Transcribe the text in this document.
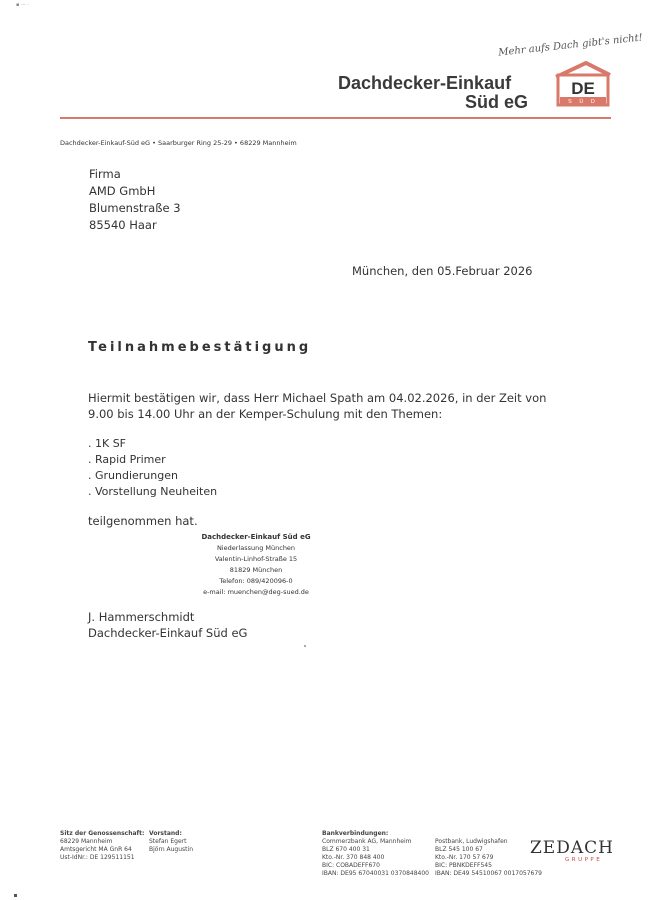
▪ ··· ·
Mehr aufs Dach gibt's nicht!
Dachdecker-Einkauf
Süd eG
DE
S Ü D
Dachdecker-Einkauf-Süd eG • Saarburger Ring 25-29 • 68229 Mannheim
Firma
AMD GmbH
Blumenstraße 3
85540 Haar
München, den 05.Februar 2026
Teilnahmebestätigung
Hiermit bestätigen wir, dass Herr Michael Spath am 04.02.2026, in der Zeit von 9.00 bis 14.00 Uhr an der Kemper-Schulung mit den Themen:
. 1K SF
. Rapid Primer
. Grundierungen
. Vorstellung Neuheiten
teilgenommen hat.
Dachdecker-Einkauf Süd eG
Niederlassung München
Valentin-Linhof-Straße 15
81829 München
Telefon: 089/420096-0
e-mail: muenchen@deg-sued.de
J. Hammerschmidt
Dachdecker-Einkauf Süd eG
Sitz der Genossenschaft:
68229 Mannheim
Amtsgericht MA GnR 64
Ust-IdNr.: DE 129511151
Vorstand:
Stefan Egert
Björn Augustin
Bankverbindungen:
Commerzbank AG, Mannheim
BLZ 670 400 31
Kto.-Nr. 370 848 400
BIC: COBADEFF670
IBAN: DE95 67040031 0370848400
Postbank, Ludwigshafen
BLZ 545 100 67
Kto.-Nr. 170 57 679
BIC: PBNKDEFF545
IBAN: DE49 54510067 0017057679
ZEDACH
GRUPPE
────────────────────────────────────────
Task instructions: Although the records contain pictures, only the text should be copied, exactly as it stands.

Exercise result:
Transcribe the text in this document.
▪ ··· ·
Mehr aufs Dach gibt's nicht!
Dachdecker-Einkauf
Süd eG
DE
S Ü D
Dachdecker-Einkauf-Süd eG • Saarburger Ring 25-29 • 68229 Mannheim
Firma
AMD GmbH
Blumenstraße 3
85540 Haar
München, den 05.Februar 2026
Teilnahmebestätigung
Hiermit bestätigen wir, dass Herr Michael Spath am 04.02.2026, in der Zeit von 9.00 bis 14.00 Uhr an der Kemper-Schulung mit den Themen:
. 1K SF
. Rapid Primer
. Grundierungen
. Vorstellung Neuheiten
teilgenommen hat.
Dachdecker-Einkauf Süd eG
Niederlassung München
Valentin-Linhof-Straße 15
81829 München
Telefon: 089/420096-0
e-mail: muenchen@deg-sued.de
J. Hammerschmidt
Dachdecker-Einkauf Süd eG
Sitz der Genossenschaft:
68229 Mannheim
Amtsgericht MA GnR 64
Ust-IdNr.: DE 129511151
Vorstand:
Stefan Egert
Björn Augustin
Bankverbindungen:
Commerzbank AG, Mannheim
BLZ 670 400 31
Kto.-Nr. 370 848 400
BIC: COBADEFF670
IBAN: DE95 67040031 0370848400
Postbank, Ludwigshafen
BLZ 545 100 67
Kto.-Nr. 170 57 679
BIC: PBNKDEFF545
IBAN: DE49 54510067 0017057679
ZEDACH
GRUPPE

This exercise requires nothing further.